### AVAILABLE DATA ###

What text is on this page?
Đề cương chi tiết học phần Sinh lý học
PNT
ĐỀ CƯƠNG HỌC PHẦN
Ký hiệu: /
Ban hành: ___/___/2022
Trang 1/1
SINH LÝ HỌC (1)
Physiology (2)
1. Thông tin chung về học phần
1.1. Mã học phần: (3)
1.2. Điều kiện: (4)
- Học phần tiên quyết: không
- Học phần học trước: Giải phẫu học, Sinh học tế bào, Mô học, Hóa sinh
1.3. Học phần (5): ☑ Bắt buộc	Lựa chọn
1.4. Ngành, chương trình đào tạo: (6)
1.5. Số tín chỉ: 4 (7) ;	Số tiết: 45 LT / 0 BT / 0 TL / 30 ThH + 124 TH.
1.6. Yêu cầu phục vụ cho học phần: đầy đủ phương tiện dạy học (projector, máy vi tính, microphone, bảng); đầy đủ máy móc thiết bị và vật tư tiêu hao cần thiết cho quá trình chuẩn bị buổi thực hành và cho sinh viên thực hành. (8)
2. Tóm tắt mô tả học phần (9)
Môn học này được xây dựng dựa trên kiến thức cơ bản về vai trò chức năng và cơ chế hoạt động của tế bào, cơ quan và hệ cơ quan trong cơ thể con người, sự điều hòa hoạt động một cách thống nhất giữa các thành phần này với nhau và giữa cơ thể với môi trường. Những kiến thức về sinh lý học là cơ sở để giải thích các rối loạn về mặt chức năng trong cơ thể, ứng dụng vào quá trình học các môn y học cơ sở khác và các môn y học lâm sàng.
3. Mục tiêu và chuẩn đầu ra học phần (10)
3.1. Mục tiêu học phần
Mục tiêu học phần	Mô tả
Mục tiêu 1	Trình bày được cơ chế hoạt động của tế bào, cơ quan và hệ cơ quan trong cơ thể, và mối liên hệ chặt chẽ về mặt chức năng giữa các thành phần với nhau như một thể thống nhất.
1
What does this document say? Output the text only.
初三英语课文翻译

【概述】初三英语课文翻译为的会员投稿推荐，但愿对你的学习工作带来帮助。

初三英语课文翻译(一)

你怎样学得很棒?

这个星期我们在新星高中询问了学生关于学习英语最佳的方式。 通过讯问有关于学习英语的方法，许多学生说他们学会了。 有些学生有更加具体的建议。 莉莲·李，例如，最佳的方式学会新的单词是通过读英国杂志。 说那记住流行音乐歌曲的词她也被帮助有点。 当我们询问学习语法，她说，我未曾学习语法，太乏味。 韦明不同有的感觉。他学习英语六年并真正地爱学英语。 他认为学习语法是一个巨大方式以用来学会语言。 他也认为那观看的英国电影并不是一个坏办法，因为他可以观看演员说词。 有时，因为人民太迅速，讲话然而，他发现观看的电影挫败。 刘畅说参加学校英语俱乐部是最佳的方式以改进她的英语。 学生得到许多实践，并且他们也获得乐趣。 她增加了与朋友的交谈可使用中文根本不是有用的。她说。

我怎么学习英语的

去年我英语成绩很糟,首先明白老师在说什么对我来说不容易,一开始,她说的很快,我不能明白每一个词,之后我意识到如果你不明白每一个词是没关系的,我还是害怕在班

###

| WHAT TO WORK ON |
Recopy the whole listing exactly.

| EXERCISE RESULT |
What text is on this page?
Đề cương chi tiết học phần Sinh lý học
PNT
ĐỀ CƯƠNG HỌC PHẦN
Ký hiệu: /
Ban hành: ___/___/2022
Trang 1/1
SINH LÝ HỌC (1)
Physiology (2)
1. Thông tin chung về học phần
1.1. Mã học phần: (3)
1.2. Điều kiện: (4)
- Học phần tiên quyết: không
- Học phần học trước: Giải phẫu học, Sinh học tế bào, Mô học, Hóa sinh
1.3. Học phần (5): ☑ Bắt buộc	Lựa chọn
1.4. Ngành, chương trình đào tạo: (6)
1.5. Số tín chỉ: 4 (7) ;	Số tiết: 45 LT / 0 BT / 0 TL / 30 ThH + 124 TH.
1.6. Yêu cầu phục vụ cho học phần: đầy đủ phương tiện dạy học (projector, máy vi tính, microphone, bảng); đầy đủ máy móc thiết bị và vật tư tiêu hao cần thiết cho quá trình chuẩn bị buổi thực hành và cho sinh viên thực hành. (8)
2. Tóm tắt mô tả học phần (9)
Môn học này được xây dựng dựa trên kiến thức cơ bản về vai trò chức năng và cơ chế hoạt động của tế bào, cơ quan và hệ cơ quan trong cơ thể con người, sự điều hòa hoạt động một cách thống nhất giữa các thành phần này với nhau và giữa cơ thể với môi trường. Những kiến thức về sinh lý học là cơ sở để giải thích các rối loạn về mặt chức năng trong cơ thể, ứng dụng vào quá trình học các môn y học cơ sở khác và các môn y học lâm sàng.
3. Mục tiêu và chuẩn đầu ra học phần (10)
3.1. Mục tiêu học phần
Mục tiêu học phần	Mô tả
Mục tiêu 1	Trình bày được cơ chế hoạt động của tế bào, cơ quan và hệ cơ quan trong cơ thể, và mối liên hệ chặt chẽ về mặt chức năng giữa các thành phần với nhau như một thể thống nhất.
1
What does this document say? Output the text only.
初三英语课文翻译

【概述】初三英语课文翻译为的会员投稿推荐，但愿对你的学习工作带来帮助。

初三英语课文翻译(一)

你怎样学得很棒?

这个星期我们在新星高中询问了学生关于学习英语最佳的方式。 通过讯问有关于学习英语的方法，许多学生说他们学会了。 有些学生有更加具体的建议。 莉莲·李，例如，最佳的方式学会新的单词是通过读英国杂志。 说那记住流行音乐歌曲的词她也被帮助有点。 当我们询问学习语法，她说，我未曾学习语法，太乏味。 韦明不同有的感觉。他学习英语六年并真正地爱学英语。 他认为学习语法是一个巨大方式以用来学会语言。 他也认为那观看的英国电影并不是一个坏办法，因为他可以观看演员说词。 有时，因为人民太迅速，讲话然而，他发现观看的电影挫败。 刘畅说参加学校英语俱乐部是最佳的方式以改进她的英语。 学生得到许多实践，并且他们也获得乐趣。 她增加了与朋友的交谈可使用中文根本不是有用的。她说。

我怎么学习英语的

去年我英语成绩很糟,首先明白老师在说什么对我来说不容易,一开始,她说的很快,我不能明白每一个词,之后我意识到如果你不明白每一个词是没关系的,我还是害怕在班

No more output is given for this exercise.